# Your goal
Everything in the listing except the pictures should be written out exactly.

Begin Data shown

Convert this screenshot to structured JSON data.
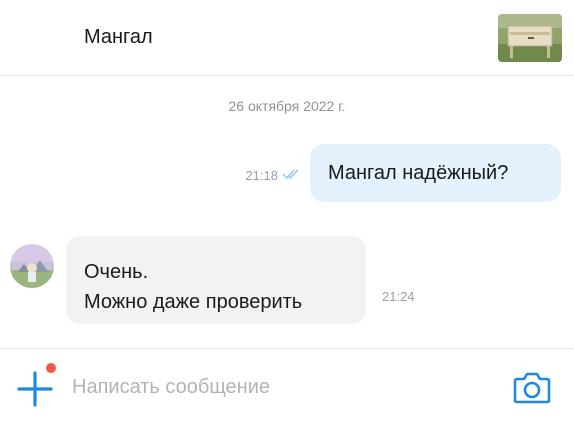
{
  "header": {
    "title": "Мангал",
    "thumbnail_icon": "listing-photo-icon"
  },
  "chat": {
    "date_separator": "26 октября 2022 г.",
    "messages": [
      {
        "direction": "outgoing",
        "lines": [
          "Мангал надёжный?"
        ],
        "time": "21:18",
        "status": "read",
        "status_icon": "double-check-icon"
      },
      {
        "direction": "incoming",
        "lines": [
          "Очень.",
          "Можно даже проверить"
        ],
        "time": "21:24"
      }
    ]
  },
  "composer": {
    "placeholder": "Написать сообщение",
    "value": "",
    "attach_icon": "plus-icon",
    "camera_icon": "camera-icon",
    "has_notification_dot": true
  },
  "colors": {
    "accent": "#1e88e5",
    "outgoing_bubble": "#e4f2fd",
    "incoming_bubble": "#f2f2f3",
    "notification_dot": "#ef5a4a",
    "muted_text": "#9aa0a6"
  }
}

End Data shown

# Solution for this exercise
Convert this screenshot to structured JSON data.
{
  "header": {
    "title": "Мангал",
    "thumbnail_icon": "listing-photo-icon"
  },
  "chat": {
    "date_separator": "26 октября 2022 г.",
    "messages": [
      {
        "direction": "outgoing",
        "lines": [
          "Мангал надёжный?"
        ],
        "time": "21:18",
        "status": "read",
        "status_icon": "double-check-icon"
      },
      {
        "direction": "incoming",
        "lines": [
          "Очень.",
          "Можно даже проверить"
        ],
        "time": "21:24"
      }
    ]
  },
  "composer": {
    "placeholder": "Написать сообщение",
    "value": "",
    "attach_icon": "plus-icon",
    "camera_icon": "camera-icon",
    "has_notification_dot": true
  },
  "colors": {
    "accent": "#1e88e5",
    "outgoing_bubble": "#e4f2fd",
    "incoming_bubble": "#f2f2f3",
    "notification_dot": "#ef5a4a",
    "muted_text": "#9aa0a6"
  }
}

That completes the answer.